> **GIVEN EXERCISE**: Reproduce all of the material below word for word, leaving out the pictures.

> **RECORD LIST**:
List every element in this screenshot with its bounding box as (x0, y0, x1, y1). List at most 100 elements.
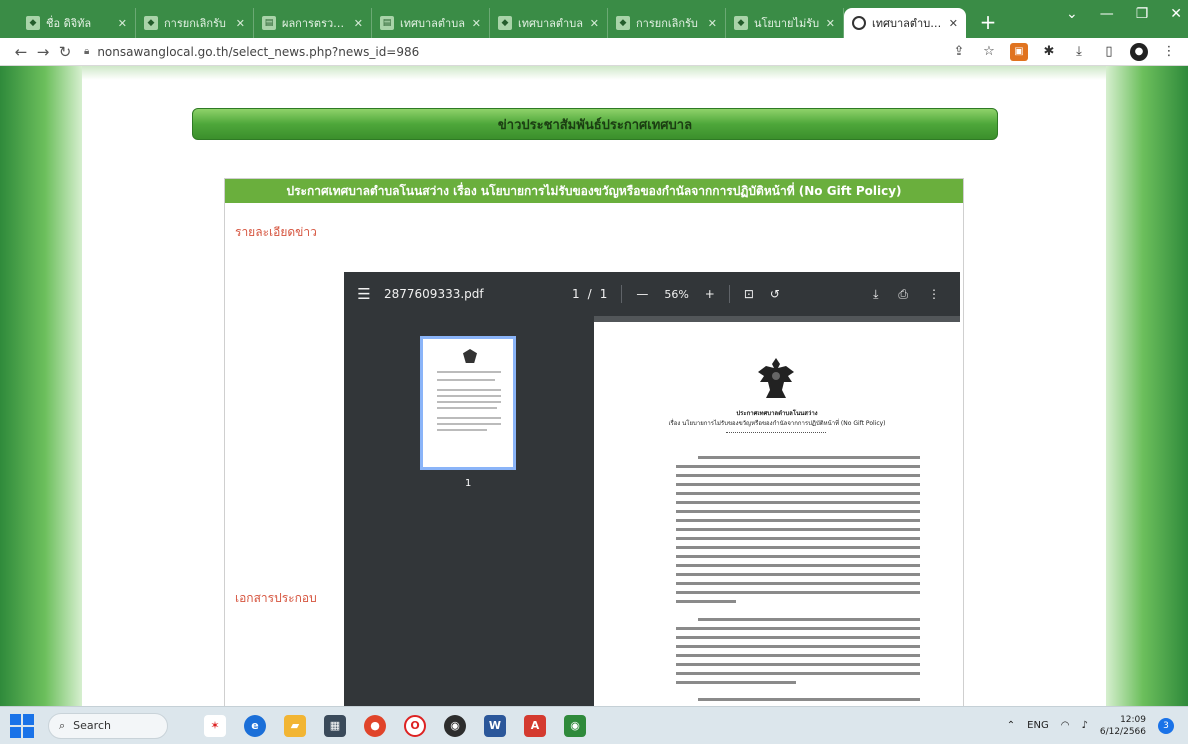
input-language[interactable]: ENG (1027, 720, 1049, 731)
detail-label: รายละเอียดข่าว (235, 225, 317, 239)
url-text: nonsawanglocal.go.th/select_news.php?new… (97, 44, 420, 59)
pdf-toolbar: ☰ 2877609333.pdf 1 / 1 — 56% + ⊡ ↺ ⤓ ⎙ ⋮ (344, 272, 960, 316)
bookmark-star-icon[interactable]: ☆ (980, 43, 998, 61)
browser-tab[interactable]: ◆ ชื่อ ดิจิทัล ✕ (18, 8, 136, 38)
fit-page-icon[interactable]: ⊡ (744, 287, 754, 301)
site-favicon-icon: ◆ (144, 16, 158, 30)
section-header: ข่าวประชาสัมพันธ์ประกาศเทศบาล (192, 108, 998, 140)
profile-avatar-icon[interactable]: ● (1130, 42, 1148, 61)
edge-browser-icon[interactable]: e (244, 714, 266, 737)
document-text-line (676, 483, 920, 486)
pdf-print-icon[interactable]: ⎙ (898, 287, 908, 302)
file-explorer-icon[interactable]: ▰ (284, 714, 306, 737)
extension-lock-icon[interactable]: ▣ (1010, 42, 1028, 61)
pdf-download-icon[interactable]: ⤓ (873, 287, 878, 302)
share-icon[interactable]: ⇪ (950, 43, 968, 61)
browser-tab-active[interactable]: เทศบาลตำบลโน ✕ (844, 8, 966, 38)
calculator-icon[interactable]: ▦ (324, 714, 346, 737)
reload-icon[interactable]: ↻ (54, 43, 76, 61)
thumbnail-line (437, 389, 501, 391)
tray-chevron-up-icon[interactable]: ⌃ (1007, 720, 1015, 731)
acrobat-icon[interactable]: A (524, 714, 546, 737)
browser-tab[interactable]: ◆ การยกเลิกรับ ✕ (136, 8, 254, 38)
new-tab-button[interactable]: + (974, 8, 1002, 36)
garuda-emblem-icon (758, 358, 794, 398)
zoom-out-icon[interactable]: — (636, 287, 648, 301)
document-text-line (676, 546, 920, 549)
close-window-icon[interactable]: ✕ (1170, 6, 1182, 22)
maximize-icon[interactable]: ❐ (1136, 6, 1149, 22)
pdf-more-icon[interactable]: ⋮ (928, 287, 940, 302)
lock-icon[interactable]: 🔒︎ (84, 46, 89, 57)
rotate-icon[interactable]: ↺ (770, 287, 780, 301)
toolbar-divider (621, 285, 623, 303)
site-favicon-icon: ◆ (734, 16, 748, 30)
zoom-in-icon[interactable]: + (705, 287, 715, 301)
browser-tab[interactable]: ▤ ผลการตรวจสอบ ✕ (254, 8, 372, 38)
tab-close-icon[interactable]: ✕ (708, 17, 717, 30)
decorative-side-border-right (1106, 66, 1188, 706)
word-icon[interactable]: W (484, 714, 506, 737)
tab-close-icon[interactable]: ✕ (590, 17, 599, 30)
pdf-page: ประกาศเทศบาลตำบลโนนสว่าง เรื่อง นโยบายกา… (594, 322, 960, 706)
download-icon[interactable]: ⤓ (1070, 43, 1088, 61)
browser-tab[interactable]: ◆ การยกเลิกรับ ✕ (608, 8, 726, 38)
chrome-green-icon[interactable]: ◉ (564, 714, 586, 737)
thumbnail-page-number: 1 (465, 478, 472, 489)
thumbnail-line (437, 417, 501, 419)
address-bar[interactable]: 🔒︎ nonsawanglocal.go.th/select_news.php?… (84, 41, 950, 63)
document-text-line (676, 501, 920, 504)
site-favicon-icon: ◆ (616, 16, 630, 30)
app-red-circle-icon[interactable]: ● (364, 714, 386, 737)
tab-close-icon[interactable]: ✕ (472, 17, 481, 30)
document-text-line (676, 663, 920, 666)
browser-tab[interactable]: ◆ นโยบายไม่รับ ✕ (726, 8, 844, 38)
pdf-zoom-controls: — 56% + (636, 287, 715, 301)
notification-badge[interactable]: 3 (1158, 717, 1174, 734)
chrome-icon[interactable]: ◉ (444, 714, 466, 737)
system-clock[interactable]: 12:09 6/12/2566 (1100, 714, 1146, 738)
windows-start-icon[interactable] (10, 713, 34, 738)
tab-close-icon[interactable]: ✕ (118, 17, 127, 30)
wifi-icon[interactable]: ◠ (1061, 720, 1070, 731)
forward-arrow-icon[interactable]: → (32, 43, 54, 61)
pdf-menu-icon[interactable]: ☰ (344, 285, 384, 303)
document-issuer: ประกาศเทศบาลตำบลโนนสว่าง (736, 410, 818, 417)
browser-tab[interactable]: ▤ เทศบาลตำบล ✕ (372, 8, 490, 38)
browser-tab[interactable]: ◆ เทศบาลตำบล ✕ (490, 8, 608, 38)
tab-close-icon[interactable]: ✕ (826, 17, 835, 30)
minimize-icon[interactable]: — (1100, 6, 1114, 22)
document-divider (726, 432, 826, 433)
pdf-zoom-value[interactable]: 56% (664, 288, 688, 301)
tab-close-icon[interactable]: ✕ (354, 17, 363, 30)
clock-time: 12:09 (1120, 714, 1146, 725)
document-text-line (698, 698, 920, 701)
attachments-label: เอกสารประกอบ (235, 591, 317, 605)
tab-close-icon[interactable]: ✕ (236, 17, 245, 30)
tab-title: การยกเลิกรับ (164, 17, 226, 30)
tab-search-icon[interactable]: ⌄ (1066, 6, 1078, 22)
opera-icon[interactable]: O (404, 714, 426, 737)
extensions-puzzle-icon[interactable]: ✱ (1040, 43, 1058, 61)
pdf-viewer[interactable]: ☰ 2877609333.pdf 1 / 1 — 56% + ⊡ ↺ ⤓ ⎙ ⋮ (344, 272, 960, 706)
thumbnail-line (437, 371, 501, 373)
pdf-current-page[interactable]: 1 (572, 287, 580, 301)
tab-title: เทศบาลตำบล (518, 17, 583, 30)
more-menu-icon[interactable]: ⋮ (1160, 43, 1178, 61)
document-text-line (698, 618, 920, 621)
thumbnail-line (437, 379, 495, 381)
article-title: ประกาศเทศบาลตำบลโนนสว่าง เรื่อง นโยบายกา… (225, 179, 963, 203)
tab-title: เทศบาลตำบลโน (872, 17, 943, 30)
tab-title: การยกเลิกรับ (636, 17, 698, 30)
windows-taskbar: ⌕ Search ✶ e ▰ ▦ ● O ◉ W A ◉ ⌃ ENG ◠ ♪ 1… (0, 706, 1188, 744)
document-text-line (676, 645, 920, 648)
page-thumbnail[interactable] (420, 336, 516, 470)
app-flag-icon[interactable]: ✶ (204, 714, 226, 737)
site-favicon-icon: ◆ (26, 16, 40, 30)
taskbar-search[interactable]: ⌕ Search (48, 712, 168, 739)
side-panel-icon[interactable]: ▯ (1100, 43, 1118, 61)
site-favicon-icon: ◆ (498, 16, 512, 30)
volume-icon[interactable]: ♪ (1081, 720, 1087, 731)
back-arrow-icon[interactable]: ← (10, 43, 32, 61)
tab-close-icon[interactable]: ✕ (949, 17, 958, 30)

> **SOLUTION FOR THIS PROBLEM**:
List every element in this screenshot with its bounding box as (x0, y0, x1, y1). List at most 100 elements.
input-language[interactable]: ENG (1027, 720, 1049, 731)
detail-label: รายละเอียดข่าว (235, 225, 317, 239)
url-text: nonsawanglocal.go.th/select_news.php?new… (97, 44, 420, 59)
pdf-toolbar: ☰ 2877609333.pdf 1 / 1 — 56% + ⊡ ↺ ⤓ ⎙ ⋮ (344, 272, 960, 316)
bookmark-star-icon[interactable]: ☆ (980, 43, 998, 61)
browser-tab[interactable]: ◆ ชื่อ ดิจิทัล ✕ (18, 8, 136, 38)
fit-page-icon[interactable]: ⊡ (744, 287, 754, 301)
site-favicon-icon: ◆ (144, 16, 158, 30)
section-header: ข่าวประชาสัมพันธ์ประกาศเทศบาล (192, 108, 998, 140)
profile-avatar-icon[interactable]: ● (1130, 42, 1148, 61)
edge-browser-icon[interactable]: e (244, 714, 266, 737)
document-text-line (676, 483, 920, 486)
pdf-print-icon[interactable]: ⎙ (898, 287, 908, 302)
file-explorer-icon[interactable]: ▰ (284, 714, 306, 737)
extension-lock-icon[interactable]: ▣ (1010, 42, 1028, 61)
pdf-download-icon[interactable]: ⤓ (873, 287, 878, 302)
share-icon[interactable]: ⇪ (950, 43, 968, 61)
browser-tab-active[interactable]: เทศบาลตำบลโน ✕ (844, 8, 966, 38)
calculator-icon[interactable]: ▦ (324, 714, 346, 737)
reload-icon[interactable]: ↻ (54, 43, 76, 61)
thumbnail-line (437, 389, 501, 391)
tray-chevron-up-icon[interactable]: ⌃ (1007, 720, 1015, 731)
acrobat-icon[interactable]: A (524, 714, 546, 737)
browser-tab[interactable]: ◆ การยกเลิกรับ ✕ (136, 8, 254, 38)
new-tab-button[interactable]: + (974, 8, 1002, 36)
garuda-emblem-icon (758, 358, 794, 398)
zoom-out-icon[interactable]: — (636, 287, 648, 301)
document-text-line (676, 546, 920, 549)
close-window-icon[interactable]: ✕ (1170, 6, 1182, 22)
maximize-icon[interactable]: ❐ (1136, 6, 1149, 22)
pdf-more-icon[interactable]: ⋮ (928, 287, 940, 302)
lock-icon[interactable]: 🔒︎ (84, 46, 89, 57)
rotate-icon[interactable]: ↺ (770, 287, 780, 301)
toolbar-divider (621, 285, 623, 303)
site-favicon-icon: ◆ (734, 16, 748, 30)
zoom-in-icon[interactable]: + (705, 287, 715, 301)
browser-tab[interactable]: ▤ ผลการตรวจสอบ ✕ (254, 8, 372, 38)
tab-close-icon[interactable]: ✕ (708, 17, 717, 30)
decorative-side-border-right (1106, 66, 1188, 706)
word-icon[interactable]: W (484, 714, 506, 737)
tab-close-icon[interactable]: ✕ (590, 17, 599, 30)
pdf-page: ประกาศเทศบาลตำบลโนนสว่าง เรื่อง นโยบายกา… (594, 322, 960, 706)
download-icon[interactable]: ⤓ (1070, 43, 1088, 61)
browser-tab[interactable]: ◆ การยกเลิกรับ ✕ (608, 8, 726, 38)
chrome-green-icon[interactable]: ◉ (564, 714, 586, 737)
thumbnail-page-number: 1 (465, 478, 472, 489)
thumbnail-line (437, 417, 501, 419)
address-bar[interactable]: 🔒︎ nonsawanglocal.go.th/select_news.php?… (84, 41, 950, 63)
document-text-line (676, 501, 920, 504)
site-favicon-icon: ◆ (616, 16, 630, 30)
app-red-circle-icon[interactable]: ● (364, 714, 386, 737)
tab-close-icon[interactable]: ✕ (472, 17, 481, 30)
document-text-line (676, 663, 920, 666)
browser-tab[interactable]: ◆ นโยบายไม่รับ ✕ (726, 8, 844, 38)
pdf-zoom-controls: — 56% + (636, 287, 715, 301)
notification-badge[interactable]: 3 (1158, 717, 1174, 734)
chrome-icon[interactable]: ◉ (444, 714, 466, 737)
system-clock[interactable]: 12:09 6/12/2566 (1100, 714, 1146, 738)
windows-start-icon[interactable] (10, 713, 34, 738)
tab-close-icon[interactable]: ✕ (118, 17, 127, 30)
wifi-icon[interactable]: ◠ (1061, 720, 1070, 731)
forward-arrow-icon[interactable]: → (32, 43, 54, 61)
pdf-menu-icon[interactable]: ☰ (344, 285, 384, 303)
document-issuer: ประกาศเทศบาลตำบลโนนสว่าง (736, 410, 818, 417)
browser-tab[interactable]: ▤ เทศบาลตำบล ✕ (372, 8, 490, 38)
browser-tab[interactable]: ◆ เทศบาลตำบล ✕ (490, 8, 608, 38)
tab-close-icon[interactable]: ✕ (826, 17, 835, 30)
minimize-icon[interactable]: — (1100, 6, 1114, 22)
document-divider (726, 432, 826, 433)
pdf-zoom-value[interactable]: 56% (664, 288, 688, 301)
tab-close-icon[interactable]: ✕ (354, 17, 363, 30)
clock-time: 12:09 (1120, 714, 1146, 725)
document-text-line (698, 698, 920, 701)
attachments-label: เอกสารประกอบ (235, 591, 317, 605)
tab-close-icon[interactable]: ✕ (236, 17, 245, 30)
tab-title: การยกเลิกรับ (164, 17, 226, 30)
tab-search-icon[interactable]: ⌄ (1066, 6, 1078, 22)
opera-icon[interactable]: O (404, 714, 426, 737)
extensions-puzzle-icon[interactable]: ✱ (1040, 43, 1058, 61)
pdf-viewer[interactable]: ☰ 2877609333.pdf 1 / 1 — 56% + ⊡ ↺ ⤓ ⎙ ⋮ (344, 272, 960, 706)
thumbnail-line (437, 371, 501, 373)
pdf-current-page[interactable]: 1 (572, 287, 580, 301)
tab-title: เทศบาลตำบล (518, 17, 583, 30)
more-menu-icon[interactable]: ⋮ (1160, 43, 1178, 61)
document-text-line (698, 618, 920, 621)
thumbnail-line (437, 379, 495, 381)
article-title: ประกาศเทศบาลตำบลโนนสว่าง เรื่อง นโยบายกา… (225, 179, 963, 203)
tab-title: เทศบาลตำบลโน (872, 17, 943, 30)
tab-title: การยกเลิกรับ (636, 17, 698, 30)
windows-taskbar: ⌕ Search ✶ e ▰ ▦ ● O ◉ W A ◉ ⌃ ENG ◠ ♪ 1… (0, 706, 1188, 744)
document-text-line (676, 645, 920, 648)
page-thumbnail[interactable] (420, 336, 516, 470)
app-flag-icon[interactable]: ✶ (204, 714, 226, 737)
site-favicon-icon: ◆ (26, 16, 40, 30)
taskbar-search[interactable]: ⌕ Search (48, 712, 168, 739)
side-panel-icon[interactable]: ▯ (1100, 43, 1118, 61)
site-favicon-icon: ◆ (498, 16, 512, 30)
volume-icon[interactable]: ♪ (1081, 720, 1087, 731)
back-arrow-icon[interactable]: ← (10, 43, 32, 61)
tab-close-icon[interactable]: ✕ (949, 17, 958, 30)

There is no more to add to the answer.